- _PROMPT_
Reproduce every entry exactly and leave its pictures out.
======== MATERIAL FOR THIS EXERCISE ========
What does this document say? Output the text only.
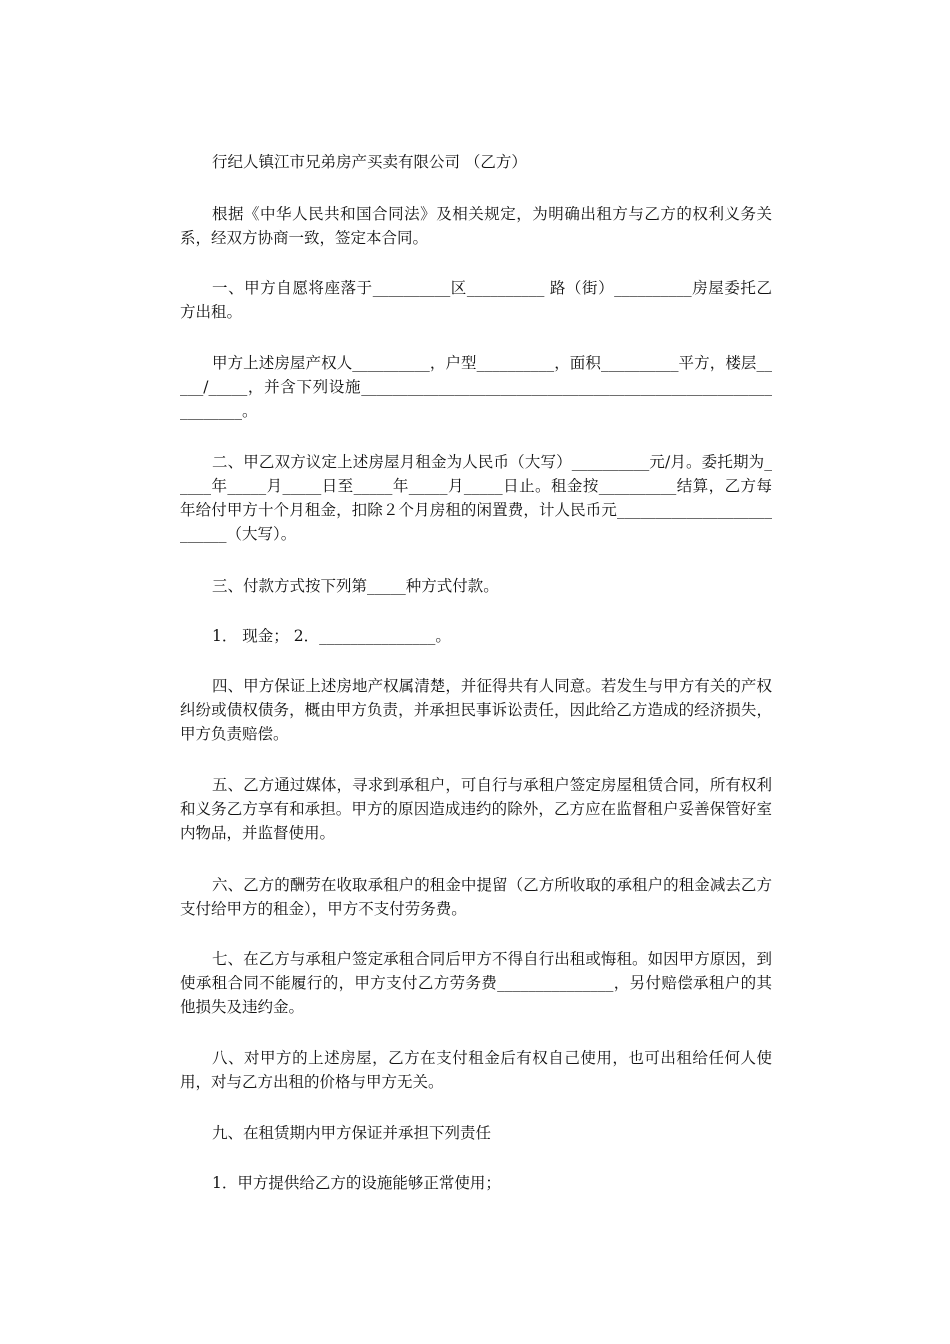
行纪人镇江市兄弟房产买卖有限公司 （乙方）

根据《中华人民共和国合同法》及相关规定，为明确出租方与乙方的权利义务关系，经双方协商一致，签定本合同。

一、甲方自愿将座落于__________区__________ 路（街）__________房屋委托乙方出租。

甲方上述房屋产权人__________，户型__________，面积__________平方，楼层_____/_____，并含下列设施_____________________________________________________________。

二、甲乙双方议定上述房屋月租金为人民币（大写）__________元/月。委托期为_____年_____月_____日至_____年_____月_____日止。租金按__________结算，乙方每年给付甲方十个月租金，扣除２个月房租的闲置费，计人民币元__________________________（大写）。

三、付款方式按下列第_____种方式付款。

1． 现金； 2．_______________。

四、甲方保证上述房地产权属清楚，并征得共有人同意。若发生与甲方有关的产权纠纷或债权债务，概由甲方负责，并承担民事诉讼责任，因此给乙方造成的经济损失，甲方负责赔偿。

五、乙方通过媒体，寻求到承租户，可自行与承租户签定房屋租赁合同，所有权利和义务乙方享有和承担。甲方的原因造成违约的除外，乙方应在监督租户妥善保管好室内物品，并监督使用。

六、乙方的酬劳在收取承租户的租金中提留（乙方所收取的承租户的租金减去乙方支付给甲方的租金），甲方不支付劳务费。

七、在乙方与承租户签定承租合同后甲方不得自行出租或悔租。如因甲方原因，到使承租合同不能履行的，甲方支付乙方劳务费_______________，另付赔偿承租户的其他损失及违约金。

八、对甲方的上述房屋，乙方在支付租金后有权自己使用，也可出租给任何人使用，对与乙方出租的价格与甲方无关。

九、在租赁期内甲方保证并承担下列责任

1．甲方提供给乙方的设施能够正常使用；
========
- _SOLUTION BELOW_
What does this document say? Output the text only.
行纪人镇江市兄弟房产买卖有限公司 （乙方）

根据《中华人民共和国合同法》及相关规定，为明确出租方与乙方的权利义务关系，经双方协商一致，签定本合同。

一、甲方自愿将座落于__________区__________ 路（街）__________房屋委托乙方出租。

甲方上述房屋产权人__________，户型__________，面积__________平方，楼层_____/_____，并含下列设施_____________________________________________________________。

二、甲乙双方议定上述房屋月租金为人民币（大写）__________元/月。委托期为_____年_____月_____日至_____年_____月_____日止。租金按__________结算，乙方每年给付甲方十个月租金，扣除２个月房租的闲置费，计人民币元__________________________（大写）。

三、付款方式按下列第_____种方式付款。

1． 现金； 2．_______________。

四、甲方保证上述房地产权属清楚，并征得共有人同意。若发生与甲方有关的产权纠纷或债权债务，概由甲方负责，并承担民事诉讼责任，因此给乙方造成的经济损失，甲方负责赔偿。

五、乙方通过媒体，寻求到承租户，可自行与承租户签定房屋租赁合同，所有权利和义务乙方享有和承担。甲方的原因造成违约的除外，乙方应在监督租户妥善保管好室内物品，并监督使用。

六、乙方的酬劳在收取承租户的租金中提留（乙方所收取的承租户的租金减去乙方支付给甲方的租金），甲方不支付劳务费。

七、在乙方与承租户签定承租合同后甲方不得自行出租或悔租。如因甲方原因，到使承租合同不能履行的，甲方支付乙方劳务费_______________，另付赔偿承租户的其他损失及违约金。

八、对甲方的上述房屋，乙方在支付租金后有权自己使用，也可出租给任何人使用，对与乙方出租的价格与甲方无关。

九、在租赁期内甲方保证并承担下列责任

1．甲方提供给乙方的设施能够正常使用；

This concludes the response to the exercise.